**Written exercise**
Tell how many lines have the string "social" in them, and write nothing besides the number.

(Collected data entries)
::::
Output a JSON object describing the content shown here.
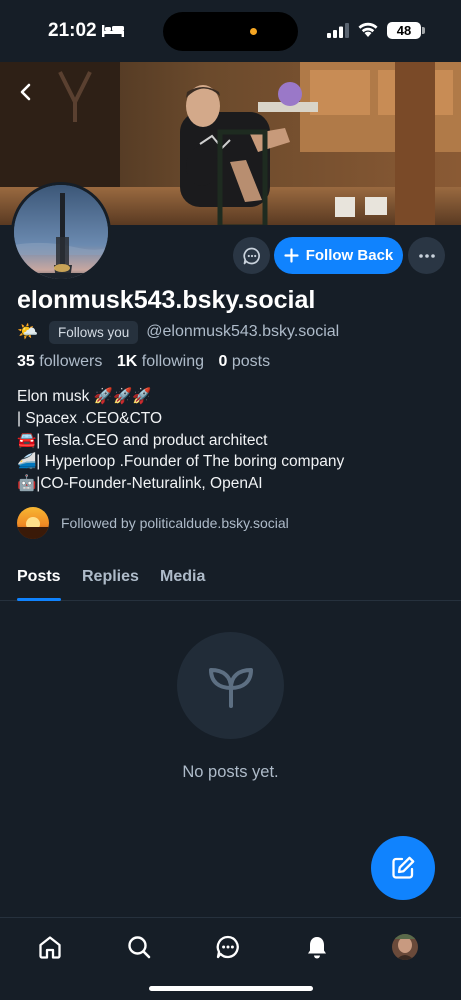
{
  "status_bar": {
    "time": "21:02",
    "battery": "48"
  },
  "profile": {
    "display_name": "elonmusk543.bsky.social",
    "follows_you": "Follows you",
    "handle": "@elonmusk543.bsky.social",
    "stats": {
      "followers_count": "35",
      "followers_label": "followers",
      "following_count": "1K",
      "following_label": "following",
      "posts_count": "0",
      "posts_label": "posts"
    },
    "bio": "Elon musk 🚀🚀🚀\n| Spacex .CEO&CTO\n🚘| Tesla.CEO and product architect\n🚄| Hyperloop .Founder of The boring company\n🤖|CO-Founder-Neturalink, OpenAI",
    "followed_by": "Followed by politicaldude.bsky.social",
    "follow_button_label": "Follow Back"
  },
  "tabs": [
    {
      "label": "Posts",
      "active": true
    },
    {
      "label": "Replies",
      "active": false
    },
    {
      "label": "Media",
      "active": false
    }
  ],
  "empty_state": {
    "text": "No posts yet.",
    "icon": "sprout-icon"
  },
  "nav": {
    "items": [
      "home-icon",
      "search-icon",
      "chat-icon",
      "bell-icon",
      "profile-avatar"
    ]
  },
  "colors": {
    "accent": "#1083fe",
    "background": "#161e27"
  }
}
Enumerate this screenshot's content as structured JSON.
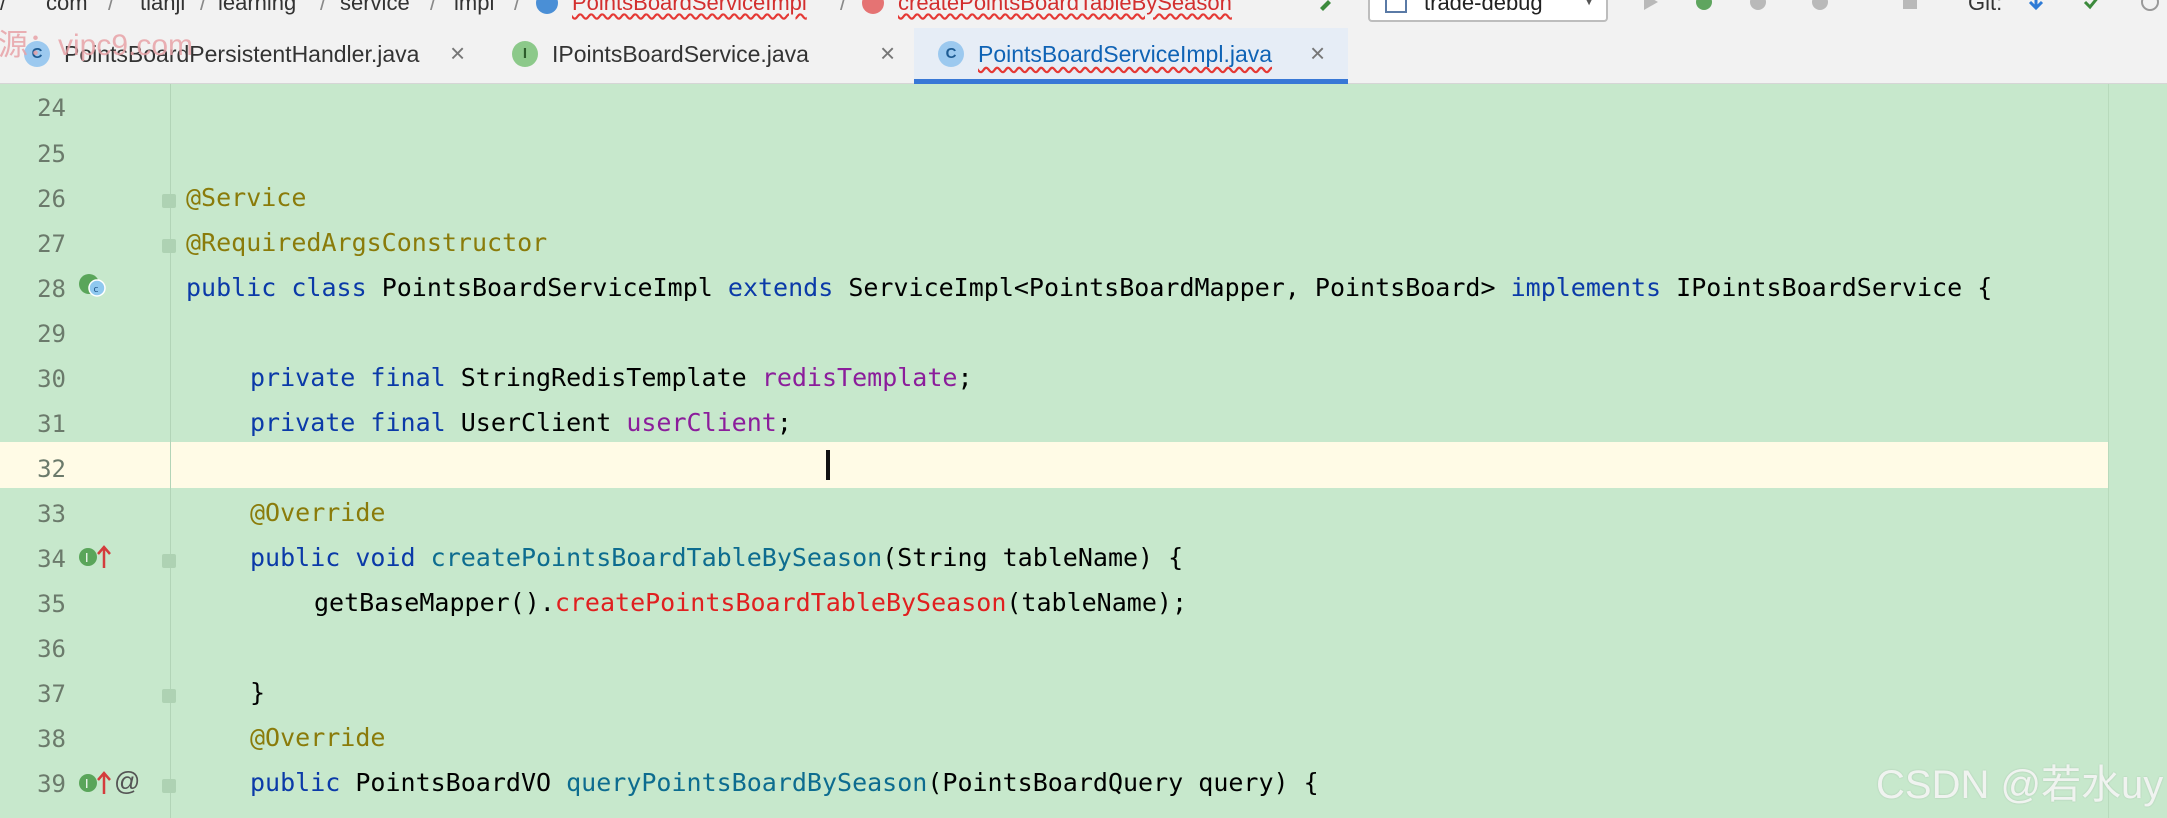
{
  "breadcrumb": {
    "items": [
      "com",
      "tianji",
      "learning",
      "service",
      "impl",
      "PointsBoardServiceImpl",
      "createPointsBoardTableBySeason"
    ]
  },
  "toolbar": {
    "run_config": "trade-debug",
    "vcs_label": "Git:"
  },
  "watermark_top": "源：vipc9.com",
  "tabs": [
    {
      "label": "PointsBoardPersistentHandler.java",
      "icon": "class-icon",
      "icon_letter": "C",
      "active": false
    },
    {
      "label": "IPointsBoardService.java",
      "icon": "interface-icon",
      "icon_letter": "I",
      "active": false
    },
    {
      "label": "PointsBoardServiceImpl.java",
      "icon": "class-icon",
      "icon_letter": "C",
      "active": true
    }
  ],
  "close_glyph": "×",
  "editor": {
    "current_line": "35",
    "lines": [
      {
        "n": "24"
      },
      {
        "n": "25"
      },
      {
        "n": "26",
        "t": [
          "@Service"
        ]
      },
      {
        "n": "27",
        "t": [
          "@RequiredArgsConstructor"
        ]
      },
      {
        "n": "28",
        "t": [
          "public class",
          "PointsBoardServiceImpl",
          "extends",
          "ServiceImpl<PointsBoardMapper, PointsBoard>",
          "implements",
          "IPointsBoardService {"
        ]
      },
      {
        "n": "29"
      },
      {
        "n": "30",
        "t": [
          "private final",
          "StringRedisTemplate",
          "redisTemplate",
          ";"
        ]
      },
      {
        "n": "31",
        "t": [
          "private final",
          "UserClient",
          "userClient",
          ";"
        ]
      },
      {
        "n": "32"
      },
      {
        "n": "33",
        "t": [
          "@Override"
        ]
      },
      {
        "n": "34",
        "t": [
          "public void",
          "createPointsBoardTableBySeason",
          "(String tableName) {"
        ]
      },
      {
        "n": "35",
        "t": [
          "getBaseMapper().",
          "createPointsBoardTableBySeason",
          "(tableName);"
        ]
      },
      {
        "n": "36"
      },
      {
        "n": "37",
        "t": [
          "}"
        ]
      },
      {
        "n": "38",
        "t": [
          "@Override"
        ]
      },
      {
        "n": "39",
        "t": [
          "public",
          "PointsBoardVO",
          "queryPointsBoardBySeason",
          "(PointsBoardQuery query) {"
        ]
      }
    ]
  },
  "watermark_bottom": "CSDN @若水uy",
  "colors": {
    "editor_bg": "#c7e8cc",
    "keyword": "#0b3aa8",
    "annotation": "#8a7b0a",
    "field": "#8b1d9b",
    "method": "#0d6c8f",
    "error_method": "#e01f1f",
    "current_line_bg": "#fffbe6",
    "active_tab_underline": "#3878d6"
  }
}
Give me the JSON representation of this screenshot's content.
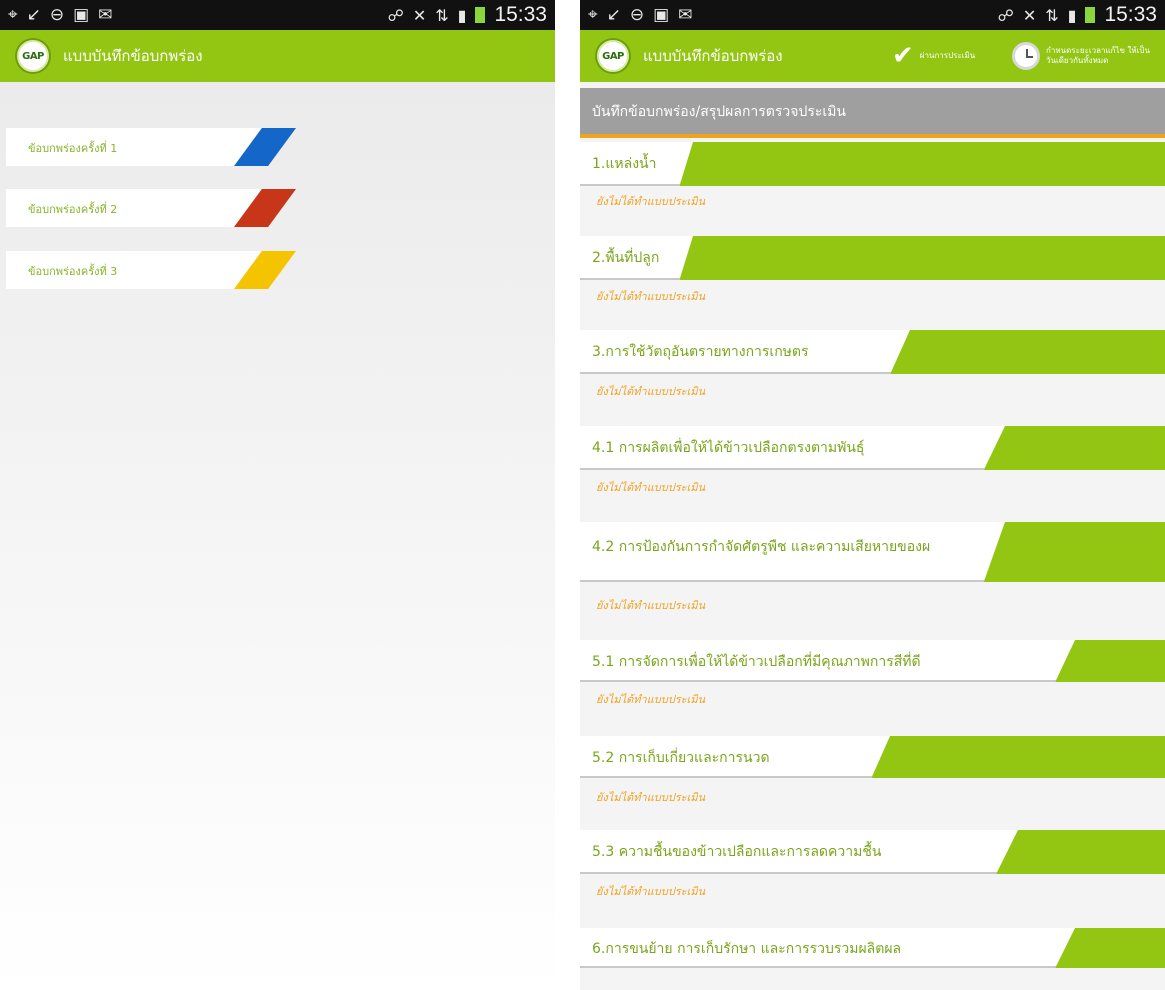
{
  "status_bar": {
    "time": "15:33"
  },
  "app": {
    "logo_text": "GAP",
    "title": "แบบบันทึกข้อบกพร่อง"
  },
  "left_screen": {
    "defects": [
      {
        "label": "ข้อบกพร่องครั้งที่ 1",
        "color": "#1466c8"
      },
      {
        "label": "ข้อบกพร่องครั้งที่ 2",
        "color": "#c8361a"
      },
      {
        "label": "ข้อบกพร่องครั้งที่ 3",
        "color": "#f5c400"
      }
    ]
  },
  "right_screen": {
    "actions": {
      "pass_label": "ผ่านการประเมิน",
      "schedule_label": "กำหนดระยะเวลาแก้ไข ให้เป็นวันเดียวกันทั้งหมด"
    },
    "section_header": "บันทึกข้อบกพร่อง/สรุปผลการตรวจประเมิน",
    "categories": [
      {
        "label": "1.แหล่งน้ำ",
        "status": "ยังไม่ได้ทำแบบประเมิน"
      },
      {
        "label": "2.พื้นที่ปลูก",
        "status": "ยังไม่ได้ทำแบบประเมิน"
      },
      {
        "label": "3.การใช้วัตถุอันตรายทางการเกษตร",
        "status": "ยังไม่ได้ทำแบบประเมิน"
      },
      {
        "label": "4.1 การผลิตเพื่อให้ได้ข้าวเปลือกตรงตามพันธุ์",
        "status": "ยังไม่ได้ทำแบบประเมิน"
      },
      {
        "label": "4.2 การป้องกันการกำจัดศัตรูพืช และความเสียหายของผ",
        "status": "ยังไม่ได้ทำแบบประเมิน"
      },
      {
        "label": "5.1 การจัดการเพื่อให้ได้ข้าวเปลือกที่มีคุณภาพการสีที่ดี",
        "status": "ยังไม่ได้ทำแบบประเมิน"
      },
      {
        "label": "5.2 การเก็บเกี่ยวและการนวด",
        "status": "ยังไม่ได้ทำแบบประเมิน"
      },
      {
        "label": "5.3 ความชื้นของข้าวเปลือกและการลดความชื้น",
        "status": "ยังไม่ได้ทำแบบประเมิน"
      },
      {
        "label": "6.การขนย้าย การเก็บรักษา และการรวบรวมผลิตผล",
        "status": ""
      }
    ]
  }
}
::::
**Completed task**
3